• The task: Return all lines where the word "color" can be found.
--- Start Task material ---
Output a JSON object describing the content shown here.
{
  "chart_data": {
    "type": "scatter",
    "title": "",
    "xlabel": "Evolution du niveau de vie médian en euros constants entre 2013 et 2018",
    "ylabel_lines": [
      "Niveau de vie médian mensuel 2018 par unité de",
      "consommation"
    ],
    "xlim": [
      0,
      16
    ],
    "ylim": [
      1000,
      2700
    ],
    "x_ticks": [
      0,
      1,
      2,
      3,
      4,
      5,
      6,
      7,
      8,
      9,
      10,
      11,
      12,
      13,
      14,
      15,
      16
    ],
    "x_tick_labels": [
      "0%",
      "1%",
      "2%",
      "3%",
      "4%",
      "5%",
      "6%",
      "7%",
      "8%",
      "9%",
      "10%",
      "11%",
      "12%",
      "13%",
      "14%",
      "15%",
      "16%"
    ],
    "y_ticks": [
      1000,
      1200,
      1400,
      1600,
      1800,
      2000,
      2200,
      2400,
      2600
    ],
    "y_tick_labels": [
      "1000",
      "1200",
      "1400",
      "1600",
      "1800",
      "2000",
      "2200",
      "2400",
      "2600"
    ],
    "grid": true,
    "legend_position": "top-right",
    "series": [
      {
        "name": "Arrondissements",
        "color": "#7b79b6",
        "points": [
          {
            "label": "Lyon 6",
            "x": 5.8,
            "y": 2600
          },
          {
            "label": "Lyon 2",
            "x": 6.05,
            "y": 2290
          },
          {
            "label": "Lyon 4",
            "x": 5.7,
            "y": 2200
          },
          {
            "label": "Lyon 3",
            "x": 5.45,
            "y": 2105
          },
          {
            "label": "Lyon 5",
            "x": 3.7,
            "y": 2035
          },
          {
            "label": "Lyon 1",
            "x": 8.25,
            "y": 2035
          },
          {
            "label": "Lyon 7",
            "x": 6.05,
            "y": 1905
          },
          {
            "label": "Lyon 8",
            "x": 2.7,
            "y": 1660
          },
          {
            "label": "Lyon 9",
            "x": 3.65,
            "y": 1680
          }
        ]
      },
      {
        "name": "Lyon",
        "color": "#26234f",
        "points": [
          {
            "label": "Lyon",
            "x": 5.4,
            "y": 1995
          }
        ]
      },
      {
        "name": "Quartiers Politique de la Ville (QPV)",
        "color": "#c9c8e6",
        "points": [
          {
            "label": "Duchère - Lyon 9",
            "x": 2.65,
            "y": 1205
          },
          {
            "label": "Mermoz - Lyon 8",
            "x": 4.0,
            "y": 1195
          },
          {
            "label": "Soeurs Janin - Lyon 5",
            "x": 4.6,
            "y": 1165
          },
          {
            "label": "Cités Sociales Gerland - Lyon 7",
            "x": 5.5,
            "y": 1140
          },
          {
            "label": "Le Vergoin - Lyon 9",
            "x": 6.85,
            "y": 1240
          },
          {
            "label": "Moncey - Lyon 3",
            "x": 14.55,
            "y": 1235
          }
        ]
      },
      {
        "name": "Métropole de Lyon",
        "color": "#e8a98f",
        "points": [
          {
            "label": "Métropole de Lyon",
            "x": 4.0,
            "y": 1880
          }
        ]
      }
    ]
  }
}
--- End Task material ---
• Output:
        "color": "#7b79b6",
        "color": "#26234f",
        "color": "#c9c8e6",
        "color": "#e8a98f",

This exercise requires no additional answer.